#### Problem description:
Pull out each line in the entries below that contains the string "aplicacion".
----
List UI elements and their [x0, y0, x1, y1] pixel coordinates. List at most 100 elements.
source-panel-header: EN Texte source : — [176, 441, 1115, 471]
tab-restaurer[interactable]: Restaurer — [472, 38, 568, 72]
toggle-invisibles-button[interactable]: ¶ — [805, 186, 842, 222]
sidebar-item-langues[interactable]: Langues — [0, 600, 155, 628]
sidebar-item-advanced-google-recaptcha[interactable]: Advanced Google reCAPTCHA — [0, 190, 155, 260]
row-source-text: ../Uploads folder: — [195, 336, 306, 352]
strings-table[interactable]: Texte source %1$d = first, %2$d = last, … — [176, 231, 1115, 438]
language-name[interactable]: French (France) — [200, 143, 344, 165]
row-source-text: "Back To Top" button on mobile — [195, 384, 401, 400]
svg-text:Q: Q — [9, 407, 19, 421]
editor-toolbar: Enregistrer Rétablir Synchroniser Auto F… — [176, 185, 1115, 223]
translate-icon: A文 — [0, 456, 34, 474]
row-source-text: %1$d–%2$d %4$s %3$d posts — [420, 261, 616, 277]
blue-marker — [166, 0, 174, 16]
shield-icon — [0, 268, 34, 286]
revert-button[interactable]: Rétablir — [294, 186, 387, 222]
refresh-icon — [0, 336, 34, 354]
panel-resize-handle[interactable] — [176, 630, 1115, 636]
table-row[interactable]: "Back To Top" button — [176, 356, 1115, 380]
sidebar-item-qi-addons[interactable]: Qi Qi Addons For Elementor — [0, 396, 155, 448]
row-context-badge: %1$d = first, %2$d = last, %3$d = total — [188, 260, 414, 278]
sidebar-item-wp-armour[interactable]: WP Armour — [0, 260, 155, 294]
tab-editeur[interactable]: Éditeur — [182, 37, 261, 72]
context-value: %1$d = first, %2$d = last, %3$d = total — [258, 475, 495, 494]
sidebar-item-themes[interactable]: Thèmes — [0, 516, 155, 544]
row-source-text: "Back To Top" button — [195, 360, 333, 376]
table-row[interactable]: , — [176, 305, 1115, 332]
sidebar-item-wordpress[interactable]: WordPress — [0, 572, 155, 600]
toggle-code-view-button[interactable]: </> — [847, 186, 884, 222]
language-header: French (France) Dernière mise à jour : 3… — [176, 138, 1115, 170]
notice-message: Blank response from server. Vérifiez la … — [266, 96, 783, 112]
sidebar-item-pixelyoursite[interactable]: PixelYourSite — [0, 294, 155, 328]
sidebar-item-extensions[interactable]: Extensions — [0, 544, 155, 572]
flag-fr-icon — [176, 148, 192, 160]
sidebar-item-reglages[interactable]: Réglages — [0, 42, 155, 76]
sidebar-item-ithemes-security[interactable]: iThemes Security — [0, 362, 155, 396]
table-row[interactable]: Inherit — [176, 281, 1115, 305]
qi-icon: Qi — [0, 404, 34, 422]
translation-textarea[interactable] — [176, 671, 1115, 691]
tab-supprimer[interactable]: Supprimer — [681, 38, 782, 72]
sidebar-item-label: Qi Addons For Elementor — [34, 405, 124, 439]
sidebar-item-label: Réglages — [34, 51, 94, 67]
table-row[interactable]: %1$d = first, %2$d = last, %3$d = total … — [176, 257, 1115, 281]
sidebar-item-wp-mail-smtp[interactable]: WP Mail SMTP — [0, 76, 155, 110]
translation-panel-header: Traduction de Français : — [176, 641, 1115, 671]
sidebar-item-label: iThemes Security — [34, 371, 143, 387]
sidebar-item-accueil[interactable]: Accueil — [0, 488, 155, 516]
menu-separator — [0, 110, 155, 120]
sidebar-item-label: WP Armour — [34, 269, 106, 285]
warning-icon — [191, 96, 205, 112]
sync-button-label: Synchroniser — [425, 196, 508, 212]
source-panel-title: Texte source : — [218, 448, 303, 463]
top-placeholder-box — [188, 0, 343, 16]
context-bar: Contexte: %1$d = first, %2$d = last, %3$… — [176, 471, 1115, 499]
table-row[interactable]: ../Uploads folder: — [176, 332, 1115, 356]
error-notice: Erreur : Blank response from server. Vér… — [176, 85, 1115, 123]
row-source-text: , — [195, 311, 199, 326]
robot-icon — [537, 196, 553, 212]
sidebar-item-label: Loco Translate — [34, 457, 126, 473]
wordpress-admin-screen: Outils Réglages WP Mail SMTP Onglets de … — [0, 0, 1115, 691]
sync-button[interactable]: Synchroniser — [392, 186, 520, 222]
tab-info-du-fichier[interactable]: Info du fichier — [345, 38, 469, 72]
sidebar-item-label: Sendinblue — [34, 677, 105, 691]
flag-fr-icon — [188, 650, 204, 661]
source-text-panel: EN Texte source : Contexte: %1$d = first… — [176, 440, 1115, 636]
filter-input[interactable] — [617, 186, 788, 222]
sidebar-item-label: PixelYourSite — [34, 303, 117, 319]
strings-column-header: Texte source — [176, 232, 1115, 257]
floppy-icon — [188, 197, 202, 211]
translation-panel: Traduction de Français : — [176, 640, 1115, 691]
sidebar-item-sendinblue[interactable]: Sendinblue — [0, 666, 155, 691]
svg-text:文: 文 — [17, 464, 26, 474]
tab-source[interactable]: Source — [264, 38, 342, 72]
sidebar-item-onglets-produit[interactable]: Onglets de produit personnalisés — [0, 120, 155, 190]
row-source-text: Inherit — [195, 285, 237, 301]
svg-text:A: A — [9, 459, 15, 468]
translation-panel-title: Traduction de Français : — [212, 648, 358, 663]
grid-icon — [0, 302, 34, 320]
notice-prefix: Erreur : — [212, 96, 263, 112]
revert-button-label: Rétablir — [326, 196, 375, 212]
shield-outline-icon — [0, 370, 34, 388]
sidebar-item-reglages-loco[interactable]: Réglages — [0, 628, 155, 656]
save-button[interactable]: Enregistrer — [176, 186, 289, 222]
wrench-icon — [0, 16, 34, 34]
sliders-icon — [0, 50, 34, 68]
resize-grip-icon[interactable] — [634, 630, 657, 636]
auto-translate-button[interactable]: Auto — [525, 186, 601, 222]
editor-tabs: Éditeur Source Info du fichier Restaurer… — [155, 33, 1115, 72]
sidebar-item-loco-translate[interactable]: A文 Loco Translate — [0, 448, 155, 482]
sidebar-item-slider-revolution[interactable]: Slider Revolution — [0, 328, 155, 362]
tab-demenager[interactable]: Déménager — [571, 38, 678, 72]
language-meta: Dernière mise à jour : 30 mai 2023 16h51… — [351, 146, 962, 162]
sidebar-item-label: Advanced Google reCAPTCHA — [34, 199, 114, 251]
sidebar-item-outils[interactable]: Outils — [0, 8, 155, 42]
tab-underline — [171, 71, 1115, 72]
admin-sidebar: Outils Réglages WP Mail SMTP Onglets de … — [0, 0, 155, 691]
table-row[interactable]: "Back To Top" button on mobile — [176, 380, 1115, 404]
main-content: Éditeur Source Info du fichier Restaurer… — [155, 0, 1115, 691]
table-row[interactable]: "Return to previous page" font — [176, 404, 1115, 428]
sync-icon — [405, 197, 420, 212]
----
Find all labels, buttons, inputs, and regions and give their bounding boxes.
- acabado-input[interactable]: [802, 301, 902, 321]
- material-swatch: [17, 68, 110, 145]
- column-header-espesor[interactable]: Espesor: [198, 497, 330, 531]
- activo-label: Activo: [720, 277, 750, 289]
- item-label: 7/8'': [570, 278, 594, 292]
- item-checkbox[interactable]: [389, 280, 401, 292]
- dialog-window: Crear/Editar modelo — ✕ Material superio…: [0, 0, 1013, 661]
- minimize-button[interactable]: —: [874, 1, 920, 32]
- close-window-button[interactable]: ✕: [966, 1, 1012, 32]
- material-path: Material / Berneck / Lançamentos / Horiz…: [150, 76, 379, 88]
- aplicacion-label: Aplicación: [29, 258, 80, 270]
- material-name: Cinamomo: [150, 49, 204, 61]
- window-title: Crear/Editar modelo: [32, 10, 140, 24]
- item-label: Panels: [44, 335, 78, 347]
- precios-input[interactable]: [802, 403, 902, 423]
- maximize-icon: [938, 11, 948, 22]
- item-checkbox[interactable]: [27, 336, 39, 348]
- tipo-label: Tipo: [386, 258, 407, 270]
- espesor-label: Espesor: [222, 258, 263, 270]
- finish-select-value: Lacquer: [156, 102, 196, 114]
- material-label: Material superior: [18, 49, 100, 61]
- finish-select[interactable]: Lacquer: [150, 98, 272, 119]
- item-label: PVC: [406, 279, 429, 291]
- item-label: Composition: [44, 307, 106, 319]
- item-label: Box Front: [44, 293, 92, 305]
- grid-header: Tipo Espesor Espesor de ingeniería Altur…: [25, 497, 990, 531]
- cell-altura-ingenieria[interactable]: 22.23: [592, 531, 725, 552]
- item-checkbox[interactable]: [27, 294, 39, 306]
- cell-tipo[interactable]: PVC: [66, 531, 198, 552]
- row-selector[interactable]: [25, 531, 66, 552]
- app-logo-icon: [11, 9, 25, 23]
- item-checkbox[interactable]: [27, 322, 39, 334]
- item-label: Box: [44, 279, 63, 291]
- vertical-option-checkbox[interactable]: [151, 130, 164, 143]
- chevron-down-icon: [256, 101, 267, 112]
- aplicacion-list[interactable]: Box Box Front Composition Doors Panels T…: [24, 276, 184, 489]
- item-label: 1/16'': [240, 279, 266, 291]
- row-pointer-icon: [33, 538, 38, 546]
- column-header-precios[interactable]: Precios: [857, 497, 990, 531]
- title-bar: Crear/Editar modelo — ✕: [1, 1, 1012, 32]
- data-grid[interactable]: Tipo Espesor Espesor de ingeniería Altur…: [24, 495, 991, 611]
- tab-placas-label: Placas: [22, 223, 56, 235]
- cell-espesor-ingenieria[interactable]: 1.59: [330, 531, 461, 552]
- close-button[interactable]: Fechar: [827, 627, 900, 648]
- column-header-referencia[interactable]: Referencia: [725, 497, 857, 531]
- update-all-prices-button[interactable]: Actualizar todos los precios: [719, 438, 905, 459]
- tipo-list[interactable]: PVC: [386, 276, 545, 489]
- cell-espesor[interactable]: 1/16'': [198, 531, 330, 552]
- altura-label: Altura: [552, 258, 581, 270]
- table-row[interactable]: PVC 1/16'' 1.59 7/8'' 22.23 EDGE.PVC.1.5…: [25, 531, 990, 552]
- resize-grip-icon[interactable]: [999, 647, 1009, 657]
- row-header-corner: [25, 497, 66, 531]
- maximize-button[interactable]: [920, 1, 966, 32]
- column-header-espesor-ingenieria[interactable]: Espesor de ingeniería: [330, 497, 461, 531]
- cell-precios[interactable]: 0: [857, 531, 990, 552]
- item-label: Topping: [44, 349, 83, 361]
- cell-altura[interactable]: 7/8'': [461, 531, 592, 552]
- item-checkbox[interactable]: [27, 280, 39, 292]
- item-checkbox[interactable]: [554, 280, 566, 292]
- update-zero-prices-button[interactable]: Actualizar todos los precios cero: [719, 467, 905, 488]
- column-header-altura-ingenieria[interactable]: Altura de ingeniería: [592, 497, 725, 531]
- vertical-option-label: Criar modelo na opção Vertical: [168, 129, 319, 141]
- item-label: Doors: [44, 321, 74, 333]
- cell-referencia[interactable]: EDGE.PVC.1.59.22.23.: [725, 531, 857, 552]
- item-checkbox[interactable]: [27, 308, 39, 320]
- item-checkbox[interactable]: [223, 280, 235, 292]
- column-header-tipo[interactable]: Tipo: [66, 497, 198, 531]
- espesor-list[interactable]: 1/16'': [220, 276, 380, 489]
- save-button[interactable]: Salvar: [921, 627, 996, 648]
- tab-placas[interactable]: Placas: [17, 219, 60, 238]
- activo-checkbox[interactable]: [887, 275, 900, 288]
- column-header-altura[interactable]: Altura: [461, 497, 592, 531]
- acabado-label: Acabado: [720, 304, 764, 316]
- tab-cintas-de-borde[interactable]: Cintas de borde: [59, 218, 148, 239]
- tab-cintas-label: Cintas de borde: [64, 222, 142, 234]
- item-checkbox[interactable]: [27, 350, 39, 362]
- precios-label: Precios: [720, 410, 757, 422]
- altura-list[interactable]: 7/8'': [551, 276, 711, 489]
----
#### Reply:
- aplicacion-label: Aplicación: [29, 258, 80, 270]
- aplicacion-list[interactable]: Box Box Front Composition Doors Panels T…: [24, 276, 184, 489]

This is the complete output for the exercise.